Problem statement: Give every entry again, word for word and in full.

Dataset rows about figures:
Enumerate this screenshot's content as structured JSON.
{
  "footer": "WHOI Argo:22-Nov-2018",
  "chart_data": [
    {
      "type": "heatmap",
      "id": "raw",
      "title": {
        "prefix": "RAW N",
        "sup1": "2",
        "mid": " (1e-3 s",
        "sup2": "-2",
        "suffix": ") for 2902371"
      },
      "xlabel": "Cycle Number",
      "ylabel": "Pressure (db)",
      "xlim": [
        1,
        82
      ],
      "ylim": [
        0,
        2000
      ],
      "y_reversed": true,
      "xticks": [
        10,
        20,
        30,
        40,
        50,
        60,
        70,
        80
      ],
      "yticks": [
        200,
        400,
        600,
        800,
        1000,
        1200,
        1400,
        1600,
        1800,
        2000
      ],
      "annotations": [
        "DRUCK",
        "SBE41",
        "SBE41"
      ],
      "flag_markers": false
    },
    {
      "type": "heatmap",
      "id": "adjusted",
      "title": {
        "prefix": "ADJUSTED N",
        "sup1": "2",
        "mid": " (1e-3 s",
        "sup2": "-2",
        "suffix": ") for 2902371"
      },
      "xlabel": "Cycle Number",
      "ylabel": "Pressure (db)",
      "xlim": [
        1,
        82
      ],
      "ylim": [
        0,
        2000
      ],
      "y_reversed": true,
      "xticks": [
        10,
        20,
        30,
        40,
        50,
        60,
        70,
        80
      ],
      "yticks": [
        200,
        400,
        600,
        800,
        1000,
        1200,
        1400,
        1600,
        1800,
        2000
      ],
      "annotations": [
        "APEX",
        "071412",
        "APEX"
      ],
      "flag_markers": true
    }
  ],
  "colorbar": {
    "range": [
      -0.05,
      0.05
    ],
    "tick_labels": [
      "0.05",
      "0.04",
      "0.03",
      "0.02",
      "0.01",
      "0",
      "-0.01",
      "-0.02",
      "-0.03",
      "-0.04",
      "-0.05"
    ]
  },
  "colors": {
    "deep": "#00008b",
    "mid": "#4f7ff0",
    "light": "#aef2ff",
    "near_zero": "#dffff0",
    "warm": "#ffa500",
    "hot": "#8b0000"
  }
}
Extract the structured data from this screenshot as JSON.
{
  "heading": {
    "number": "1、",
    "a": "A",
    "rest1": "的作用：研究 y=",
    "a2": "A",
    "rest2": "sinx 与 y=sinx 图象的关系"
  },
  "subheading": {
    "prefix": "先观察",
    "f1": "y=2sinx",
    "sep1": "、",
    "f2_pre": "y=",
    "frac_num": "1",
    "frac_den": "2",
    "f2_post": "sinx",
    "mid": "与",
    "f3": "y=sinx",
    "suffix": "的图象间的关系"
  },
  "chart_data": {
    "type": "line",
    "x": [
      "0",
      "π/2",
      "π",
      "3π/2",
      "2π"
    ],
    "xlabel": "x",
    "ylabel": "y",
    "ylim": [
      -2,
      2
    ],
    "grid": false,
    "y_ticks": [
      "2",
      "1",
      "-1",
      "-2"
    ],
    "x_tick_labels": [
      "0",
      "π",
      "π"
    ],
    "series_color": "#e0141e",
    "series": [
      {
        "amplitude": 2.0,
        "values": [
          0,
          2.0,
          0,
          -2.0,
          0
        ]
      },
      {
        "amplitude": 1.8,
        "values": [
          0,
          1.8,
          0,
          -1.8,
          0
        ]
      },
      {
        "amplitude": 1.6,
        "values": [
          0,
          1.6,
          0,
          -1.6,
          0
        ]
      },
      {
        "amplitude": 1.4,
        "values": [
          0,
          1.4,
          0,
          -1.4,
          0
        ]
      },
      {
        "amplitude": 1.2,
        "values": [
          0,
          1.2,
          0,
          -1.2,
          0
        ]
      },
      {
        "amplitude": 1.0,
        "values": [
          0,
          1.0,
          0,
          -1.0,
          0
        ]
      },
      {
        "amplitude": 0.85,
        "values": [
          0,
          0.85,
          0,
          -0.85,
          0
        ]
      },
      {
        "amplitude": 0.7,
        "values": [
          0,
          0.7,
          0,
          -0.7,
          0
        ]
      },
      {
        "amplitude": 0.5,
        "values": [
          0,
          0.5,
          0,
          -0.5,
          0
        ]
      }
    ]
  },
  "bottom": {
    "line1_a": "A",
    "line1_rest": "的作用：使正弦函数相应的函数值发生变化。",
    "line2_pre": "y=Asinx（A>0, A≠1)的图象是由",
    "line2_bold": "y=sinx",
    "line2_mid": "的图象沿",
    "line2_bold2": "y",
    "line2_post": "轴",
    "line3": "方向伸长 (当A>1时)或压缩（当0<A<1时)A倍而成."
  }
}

Response to this task:
Enumerate this screenshot's content as structured JSON.
{
  "footer": "WHOI Argo:22-Nov-2018",
  "chart_data": [
    {
      "type": "heatmap",
      "id": "raw",
      "title": {
        "prefix": "RAW N",
        "sup1": "2",
        "mid": " (1e-3 s",
        "sup2": "-2",
        "suffix": ") for 2902371"
      },
      "xlabel": "Cycle Number",
      "ylabel": "Pressure (db)",
      "xlim": [
        1,
        82
      ],
      "ylim": [
        0,
        2000
      ],
      "y_reversed": true,
      "xticks": [
        10,
        20,
        30,
        40,
        50,
        60,
        70,
        80
      ],
      "yticks": [
        200,
        400,
        600,
        800,
        1000,
        1200,
        1400,
        1600,
        1800,
        2000
      ],
      "annotations": [
        "DRUCK",
        "SBE41",
        "SBE41"
      ],
      "flag_markers": false
    },
    {
      "type": "heatmap",
      "id": "adjusted",
      "title": {
        "prefix": "ADJUSTED N",
        "sup1": "2",
        "mid": " (1e-3 s",
        "sup2": "-2",
        "suffix": ") for 2902371"
      },
      "xlabel": "Cycle Number",
      "ylabel": "Pressure (db)",
      "xlim": [
        1,
        82
      ],
      "ylim": [
        0,
        2000
      ],
      "y_reversed": true,
      "xticks": [
        10,
        20,
        30,
        40,
        50,
        60,
        70,
        80
      ],
      "yticks": [
        200,
        400,
        600,
        800,
        1000,
        1200,
        1400,
        1600,
        1800,
        2000
      ],
      "annotations": [
        "APEX",
        "071412",
        "APEX"
      ],
      "flag_markers": true
    }
  ],
  "colorbar": {
    "range": [
      -0.05,
      0.05
    ],
    "tick_labels": [
      "0.05",
      "0.04",
      "0.03",
      "0.02",
      "0.01",
      "0",
      "-0.01",
      "-0.02",
      "-0.03",
      "-0.04",
      "-0.05"
    ]
  },
  "colors": {
    "deep": "#00008b",
    "mid": "#4f7ff0",
    "light": "#aef2ff",
    "near_zero": "#dffff0",
    "warm": "#ffa500",
    "hot": "#8b0000"
  }
}
Extract the structured data from this screenshot as JSON.
{
  "heading": {
    "number": "1、",
    "a": "A",
    "rest1": "的作用：研究 y=",
    "a2": "A",
    "rest2": "sinx 与 y=sinx 图象的关系"
  },
  "subheading": {
    "prefix": "先观察",
    "f1": "y=2sinx",
    "sep1": "、",
    "f2_pre": "y=",
    "frac_num": "1",
    "frac_den": "2",
    "f2_post": "sinx",
    "mid": "与",
    "f3": "y=sinx",
    "suffix": "的图象间的关系"
  },
  "chart_data": {
    "type": "line",
    "x": [
      "0",
      "π/2",
      "π",
      "3π/2",
      "2π"
    ],
    "xlabel": "x",
    "ylabel": "y",
    "ylim": [
      -2,
      2
    ],
    "grid": false,
    "y_ticks": [
      "2",
      "1",
      "-1",
      "-2"
    ],
    "x_tick_labels": [
      "0",
      "π",
      "π"
    ],
    "series_color": "#e0141e",
    "series": [
      {
        "amplitude": 2.0,
        "values": [
          0,
          2.0,
          0,
          -2.0,
          0
        ]
      },
      {
        "amplitude": 1.8,
        "values": [
          0,
          1.8,
          0,
          -1.8,
          0
        ]
      },
      {
        "amplitude": 1.6,
        "values": [
          0,
          1.6,
          0,
          -1.6,
          0
        ]
      },
      {
        "amplitude": 1.4,
        "values": [
          0,
          1.4,
          0,
          -1.4,
          0
        ]
      },
      {
        "amplitude": 1.2,
        "values": [
          0,
          1.2,
          0,
          -1.2,
          0
        ]
      },
      {
        "amplitude": 1.0,
        "values": [
          0,
          1.0,
          0,
          -1.0,
          0
        ]
      },
      {
        "amplitude": 0.85,
        "values": [
          0,
          0.85,
          0,
          -0.85,
          0
        ]
      },
      {
        "amplitude": 0.7,
        "values": [
          0,
          0.7,
          0,
          -0.7,
          0
        ]
      },
      {
        "amplitude": 0.5,
        "values": [
          0,
          0.5,
          0,
          -0.5,
          0
        ]
      }
    ]
  },
  "bottom": {
    "line1_a": "A",
    "line1_rest": "的作用：使正弦函数相应的函数值发生变化。",
    "line2_pre": "y=Asinx（A>0, A≠1)的图象是由",
    "line2_bold": "y=sinx",
    "line2_mid": "的图象沿",
    "line2_bold2": "y",
    "line2_post": "轴",
    "line3": "方向伸长 (当A>1时)或压缩（当0<A<1时)A倍而成."
  }
}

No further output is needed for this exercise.